## Directive
Write out the data again exactly, skipping every picture.

## Entries with figure data
-- Start --
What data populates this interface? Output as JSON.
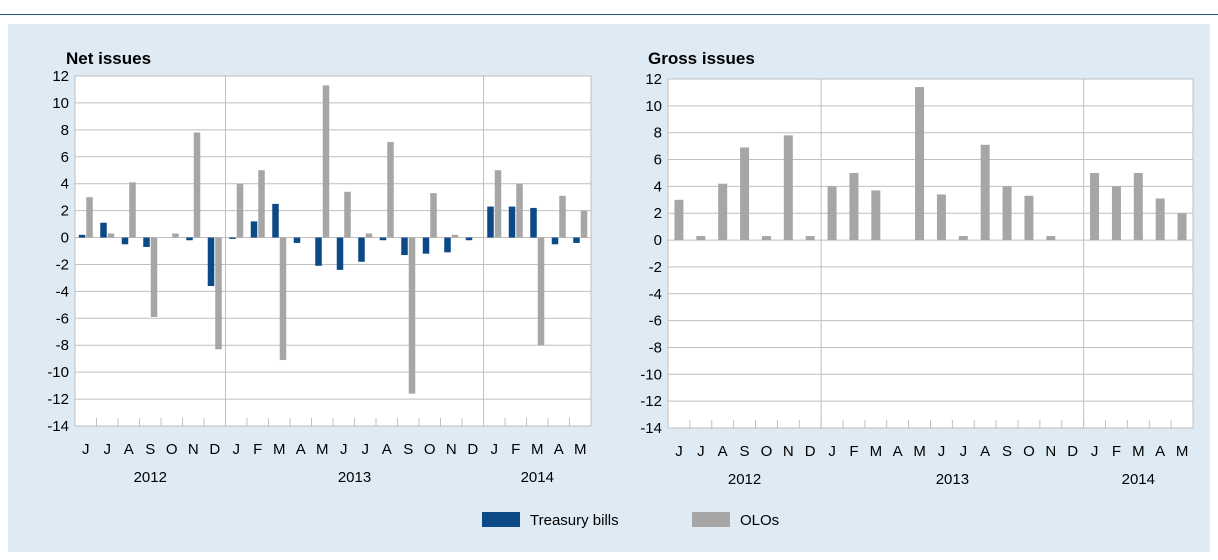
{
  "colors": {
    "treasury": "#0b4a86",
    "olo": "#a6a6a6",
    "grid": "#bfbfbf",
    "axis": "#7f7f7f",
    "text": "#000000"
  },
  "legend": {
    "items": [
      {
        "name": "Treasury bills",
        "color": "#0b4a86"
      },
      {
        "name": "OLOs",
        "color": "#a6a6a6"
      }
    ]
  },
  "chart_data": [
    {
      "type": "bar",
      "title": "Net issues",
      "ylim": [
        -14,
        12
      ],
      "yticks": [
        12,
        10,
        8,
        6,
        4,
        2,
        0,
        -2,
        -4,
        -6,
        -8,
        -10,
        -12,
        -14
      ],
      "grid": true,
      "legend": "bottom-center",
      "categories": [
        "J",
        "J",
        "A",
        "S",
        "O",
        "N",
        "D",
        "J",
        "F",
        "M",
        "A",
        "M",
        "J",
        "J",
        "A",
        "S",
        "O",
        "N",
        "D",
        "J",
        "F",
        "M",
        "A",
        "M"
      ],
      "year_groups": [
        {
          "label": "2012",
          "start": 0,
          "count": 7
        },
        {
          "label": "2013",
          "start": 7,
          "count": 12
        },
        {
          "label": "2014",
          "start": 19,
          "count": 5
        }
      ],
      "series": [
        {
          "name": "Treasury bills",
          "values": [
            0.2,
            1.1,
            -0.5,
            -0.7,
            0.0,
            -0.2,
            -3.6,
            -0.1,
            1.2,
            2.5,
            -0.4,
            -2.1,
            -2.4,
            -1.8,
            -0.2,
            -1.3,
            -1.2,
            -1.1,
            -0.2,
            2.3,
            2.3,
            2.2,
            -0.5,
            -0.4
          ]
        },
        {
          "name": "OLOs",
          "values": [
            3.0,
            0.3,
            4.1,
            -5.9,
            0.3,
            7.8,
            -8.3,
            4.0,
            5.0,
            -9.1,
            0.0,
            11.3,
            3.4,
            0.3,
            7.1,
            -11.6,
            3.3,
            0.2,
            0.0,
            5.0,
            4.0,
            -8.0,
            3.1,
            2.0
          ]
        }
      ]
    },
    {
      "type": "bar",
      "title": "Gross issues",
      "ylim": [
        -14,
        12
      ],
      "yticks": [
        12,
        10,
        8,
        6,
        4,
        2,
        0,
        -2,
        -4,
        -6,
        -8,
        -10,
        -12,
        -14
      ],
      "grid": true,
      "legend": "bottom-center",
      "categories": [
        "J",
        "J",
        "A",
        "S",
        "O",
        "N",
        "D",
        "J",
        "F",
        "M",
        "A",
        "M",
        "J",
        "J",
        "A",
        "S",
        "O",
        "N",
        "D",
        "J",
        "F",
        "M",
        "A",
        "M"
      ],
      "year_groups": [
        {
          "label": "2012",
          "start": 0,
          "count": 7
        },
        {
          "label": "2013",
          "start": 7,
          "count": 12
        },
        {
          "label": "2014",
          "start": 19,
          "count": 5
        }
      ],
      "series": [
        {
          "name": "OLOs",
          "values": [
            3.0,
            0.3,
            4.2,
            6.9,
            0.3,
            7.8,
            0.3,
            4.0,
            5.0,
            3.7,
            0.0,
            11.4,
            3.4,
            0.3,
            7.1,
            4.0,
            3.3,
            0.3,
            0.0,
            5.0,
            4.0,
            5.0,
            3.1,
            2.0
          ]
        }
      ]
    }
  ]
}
-- End --
## Complete output
What data populates this interface? Output as JSON.
{
  "colors": {
    "treasury": "#0b4a86",
    "olo": "#a6a6a6",
    "grid": "#bfbfbf",
    "axis": "#7f7f7f",
    "text": "#000000"
  },
  "legend": {
    "items": [
      {
        "name": "Treasury bills",
        "color": "#0b4a86"
      },
      {
        "name": "OLOs",
        "color": "#a6a6a6"
      }
    ]
  },
  "chart_data": [
    {
      "type": "bar",
      "title": "Net issues",
      "ylim": [
        -14,
        12
      ],
      "yticks": [
        12,
        10,
        8,
        6,
        4,
        2,
        0,
        -2,
        -4,
        -6,
        -8,
        -10,
        -12,
        -14
      ],
      "grid": true,
      "legend": "bottom-center",
      "categories": [
        "J",
        "J",
        "A",
        "S",
        "O",
        "N",
        "D",
        "J",
        "F",
        "M",
        "A",
        "M",
        "J",
        "J",
        "A",
        "S",
        "O",
        "N",
        "D",
        "J",
        "F",
        "M",
        "A",
        "M"
      ],
      "year_groups": [
        {
          "label": "2012",
          "start": 0,
          "count": 7
        },
        {
          "label": "2013",
          "start": 7,
          "count": 12
        },
        {
          "label": "2014",
          "start": 19,
          "count": 5
        }
      ],
      "series": [
        {
          "name": "Treasury bills",
          "values": [
            0.2,
            1.1,
            -0.5,
            -0.7,
            0.0,
            -0.2,
            -3.6,
            -0.1,
            1.2,
            2.5,
            -0.4,
            -2.1,
            -2.4,
            -1.8,
            -0.2,
            -1.3,
            -1.2,
            -1.1,
            -0.2,
            2.3,
            2.3,
            2.2,
            -0.5,
            -0.4
          ]
        },
        {
          "name": "OLOs",
          "values": [
            3.0,
            0.3,
            4.1,
            -5.9,
            0.3,
            7.8,
            -8.3,
            4.0,
            5.0,
            -9.1,
            0.0,
            11.3,
            3.4,
            0.3,
            7.1,
            -11.6,
            3.3,
            0.2,
            0.0,
            5.0,
            4.0,
            -8.0,
            3.1,
            2.0
          ]
        }
      ]
    },
    {
      "type": "bar",
      "title": "Gross issues",
      "ylim": [
        -14,
        12
      ],
      "yticks": [
        12,
        10,
        8,
        6,
        4,
        2,
        0,
        -2,
        -4,
        -6,
        -8,
        -10,
        -12,
        -14
      ],
      "grid": true,
      "legend": "bottom-center",
      "categories": [
        "J",
        "J",
        "A",
        "S",
        "O",
        "N",
        "D",
        "J",
        "F",
        "M",
        "A",
        "M",
        "J",
        "J",
        "A",
        "S",
        "O",
        "N",
        "D",
        "J",
        "F",
        "M",
        "A",
        "M"
      ],
      "year_groups": [
        {
          "label": "2012",
          "start": 0,
          "count": 7
        },
        {
          "label": "2013",
          "start": 7,
          "count": 12
        },
        {
          "label": "2014",
          "start": 19,
          "count": 5
        }
      ],
      "series": [
        {
          "name": "OLOs",
          "values": [
            3.0,
            0.3,
            4.2,
            6.9,
            0.3,
            7.8,
            0.3,
            4.0,
            5.0,
            3.7,
            0.0,
            11.4,
            3.4,
            0.3,
            7.1,
            4.0,
            3.3,
            0.3,
            0.0,
            5.0,
            4.0,
            5.0,
            3.1,
            2.0
          ]
        }
      ]
    }
  ]
}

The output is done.